GOAL OF THE EXERCISE: Locate each line with the string "more" in the listing below and copy it.

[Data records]
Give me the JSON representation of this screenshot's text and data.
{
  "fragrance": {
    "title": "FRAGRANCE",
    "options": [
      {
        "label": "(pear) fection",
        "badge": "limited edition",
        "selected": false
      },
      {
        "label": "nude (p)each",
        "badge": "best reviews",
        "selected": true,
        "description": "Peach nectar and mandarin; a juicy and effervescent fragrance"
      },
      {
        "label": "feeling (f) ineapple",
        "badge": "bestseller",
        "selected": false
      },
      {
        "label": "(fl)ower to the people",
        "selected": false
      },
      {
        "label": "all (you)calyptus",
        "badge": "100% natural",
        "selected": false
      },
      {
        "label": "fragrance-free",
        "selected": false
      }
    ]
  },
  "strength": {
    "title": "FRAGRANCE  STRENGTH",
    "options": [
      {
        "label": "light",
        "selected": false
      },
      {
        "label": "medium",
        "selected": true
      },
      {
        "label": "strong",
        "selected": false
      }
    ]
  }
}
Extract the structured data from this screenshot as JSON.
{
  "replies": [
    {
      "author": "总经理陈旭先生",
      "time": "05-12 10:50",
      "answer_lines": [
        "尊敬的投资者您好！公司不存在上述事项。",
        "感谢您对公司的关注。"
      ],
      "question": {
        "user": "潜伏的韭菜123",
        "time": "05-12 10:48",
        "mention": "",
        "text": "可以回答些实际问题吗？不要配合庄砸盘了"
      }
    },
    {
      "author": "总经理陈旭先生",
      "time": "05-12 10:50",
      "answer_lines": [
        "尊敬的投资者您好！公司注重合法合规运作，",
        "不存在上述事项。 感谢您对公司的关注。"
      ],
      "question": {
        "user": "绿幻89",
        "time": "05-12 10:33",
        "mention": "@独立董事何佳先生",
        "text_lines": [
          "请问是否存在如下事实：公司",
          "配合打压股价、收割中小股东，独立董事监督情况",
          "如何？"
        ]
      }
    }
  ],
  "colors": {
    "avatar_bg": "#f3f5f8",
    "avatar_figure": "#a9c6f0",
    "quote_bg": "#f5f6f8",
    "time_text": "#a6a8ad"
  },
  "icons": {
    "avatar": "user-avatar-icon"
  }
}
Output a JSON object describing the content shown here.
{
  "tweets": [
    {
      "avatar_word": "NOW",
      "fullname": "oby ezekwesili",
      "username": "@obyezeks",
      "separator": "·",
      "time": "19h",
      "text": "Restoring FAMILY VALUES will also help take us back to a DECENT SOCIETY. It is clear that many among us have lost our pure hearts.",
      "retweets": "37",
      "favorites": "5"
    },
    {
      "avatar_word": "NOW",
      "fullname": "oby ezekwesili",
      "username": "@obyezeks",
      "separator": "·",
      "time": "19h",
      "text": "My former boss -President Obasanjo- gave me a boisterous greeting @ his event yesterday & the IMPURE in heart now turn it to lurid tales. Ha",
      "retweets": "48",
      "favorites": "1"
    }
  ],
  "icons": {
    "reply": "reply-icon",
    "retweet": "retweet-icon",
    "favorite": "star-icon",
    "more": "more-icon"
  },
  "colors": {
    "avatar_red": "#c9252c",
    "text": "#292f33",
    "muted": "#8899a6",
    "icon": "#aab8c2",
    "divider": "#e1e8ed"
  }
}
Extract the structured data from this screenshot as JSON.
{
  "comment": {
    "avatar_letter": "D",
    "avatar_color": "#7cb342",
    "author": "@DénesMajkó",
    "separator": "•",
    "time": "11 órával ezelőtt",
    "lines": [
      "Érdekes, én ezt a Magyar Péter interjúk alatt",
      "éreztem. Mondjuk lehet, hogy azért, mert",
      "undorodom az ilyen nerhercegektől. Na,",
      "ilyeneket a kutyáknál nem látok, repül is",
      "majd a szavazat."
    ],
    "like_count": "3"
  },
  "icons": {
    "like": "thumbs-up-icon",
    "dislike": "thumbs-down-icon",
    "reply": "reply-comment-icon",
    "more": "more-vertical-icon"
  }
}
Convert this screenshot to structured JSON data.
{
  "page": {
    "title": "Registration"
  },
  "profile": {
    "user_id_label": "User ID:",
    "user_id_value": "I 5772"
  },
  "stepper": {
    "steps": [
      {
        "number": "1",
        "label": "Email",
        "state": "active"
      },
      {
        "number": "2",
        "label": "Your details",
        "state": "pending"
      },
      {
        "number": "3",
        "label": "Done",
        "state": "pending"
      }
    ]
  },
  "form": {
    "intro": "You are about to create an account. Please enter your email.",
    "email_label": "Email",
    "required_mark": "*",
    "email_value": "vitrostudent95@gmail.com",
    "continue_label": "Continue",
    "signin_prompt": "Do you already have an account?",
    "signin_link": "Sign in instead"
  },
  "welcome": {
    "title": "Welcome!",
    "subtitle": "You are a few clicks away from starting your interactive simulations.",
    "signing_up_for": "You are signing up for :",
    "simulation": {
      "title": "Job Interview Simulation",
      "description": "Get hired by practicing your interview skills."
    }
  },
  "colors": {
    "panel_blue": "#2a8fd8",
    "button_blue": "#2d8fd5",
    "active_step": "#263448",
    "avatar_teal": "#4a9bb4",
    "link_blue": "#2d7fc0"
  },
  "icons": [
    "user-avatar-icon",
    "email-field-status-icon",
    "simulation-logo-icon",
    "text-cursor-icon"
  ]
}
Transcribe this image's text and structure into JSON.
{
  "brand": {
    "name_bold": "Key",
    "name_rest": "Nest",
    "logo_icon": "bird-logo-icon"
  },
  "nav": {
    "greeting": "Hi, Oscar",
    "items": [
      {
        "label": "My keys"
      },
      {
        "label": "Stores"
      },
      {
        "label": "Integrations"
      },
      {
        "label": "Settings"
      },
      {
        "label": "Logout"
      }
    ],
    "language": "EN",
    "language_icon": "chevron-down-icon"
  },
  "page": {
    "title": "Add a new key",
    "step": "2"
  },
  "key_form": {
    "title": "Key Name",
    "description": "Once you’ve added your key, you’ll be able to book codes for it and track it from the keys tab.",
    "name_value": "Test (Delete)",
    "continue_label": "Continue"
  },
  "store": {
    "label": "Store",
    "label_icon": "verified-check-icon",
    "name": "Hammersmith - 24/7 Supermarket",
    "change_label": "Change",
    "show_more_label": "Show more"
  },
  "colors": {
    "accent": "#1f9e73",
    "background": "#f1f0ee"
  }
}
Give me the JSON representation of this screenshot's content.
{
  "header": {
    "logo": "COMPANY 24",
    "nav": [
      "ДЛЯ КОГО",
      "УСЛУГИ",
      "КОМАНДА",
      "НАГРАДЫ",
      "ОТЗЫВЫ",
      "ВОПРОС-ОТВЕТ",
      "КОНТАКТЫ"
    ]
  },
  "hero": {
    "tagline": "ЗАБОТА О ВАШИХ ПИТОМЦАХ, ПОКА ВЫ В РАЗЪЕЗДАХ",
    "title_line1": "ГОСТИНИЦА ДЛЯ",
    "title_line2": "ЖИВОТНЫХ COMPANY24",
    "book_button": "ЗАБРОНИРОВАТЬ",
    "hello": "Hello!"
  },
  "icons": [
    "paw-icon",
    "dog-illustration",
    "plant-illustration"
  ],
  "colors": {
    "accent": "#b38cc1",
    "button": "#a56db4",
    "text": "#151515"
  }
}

REPLY TO THE EXERCISE:
    "more": "more-icon"
    "more": "more-vertical-icon"
    "show_more_label": "Show more"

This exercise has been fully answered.